→ **Exercise instructions**
1. Using the proposal on linking C objects into perlsubs, explain in one to three sentences why it specifies easier ways to bring a C object file into a Perl program.
2. In the proposal on linking C objects into perlsubs, what mailing list is given?
3. Quote the proposal on linking C objects into perlsubs from "XS is an excellent" up to and including "Perl programming community.".

→ **Text to read**
(begin)

[% setvar title Interfaces for linking C objects into perlsubs %]

This file is part of the Perl 6 Archive

Note: these documents may be out of date. Do not use as reference!

To see what is currently happening visit http://www.perl6.org/

TITLE

Interfaces for linking C objects into perlsubs

VERSION

  Maintainer: David Nicol <perl6rfc@davidnicol.com>
  Date: 7 Aug 2000
  Mailing List: perl6-internals@perl.org
  Number: 61
  Version: 2
  Status: Developing

ABSTRACT

XS, the set of C macros and structures, is a considerable barrier to writing extensions of Perl in the C language. While not replacing XS, this document specifies easier ways to integrate a C object file (.o) into a perl program, from the point of view of a perl user wishing to integrate a well defined and well behaved C program into a perl program in a more direct way than a system call.

XS is an excellent medium for sharing the glory of the internals of Perl with the C programming community. It is hoped that the interface deescribed herein will become an excellent medium for sharing the glory of the internals of well-written C libraries with the Perl programming community.

(end)

→ **Data section**
(begin)

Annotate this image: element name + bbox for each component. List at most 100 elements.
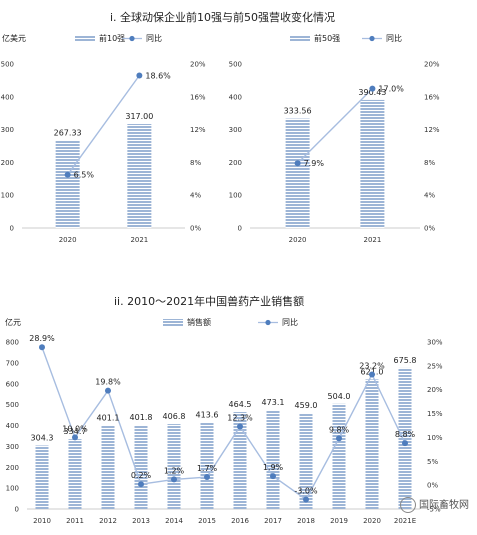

(end)

→ **Worked solutions**
1. XS, the set of C macros and structures, is a considerable barrier to writing extensions of Perl in the C language. The proposal therefore offers easier ways, without replacing XS, for a Perl user to integrate a well-defined, well-behaved C program more directly than through a system call.

2. perl6-internals@perl.org

3.
XS is an excellent medium for sharing the glory of the internals of Perl with the C programming community. It is hoped that the interface deescribed herein will become an excellent medium for sharing the glory of the internals of well-written C libraries with the Perl programming community.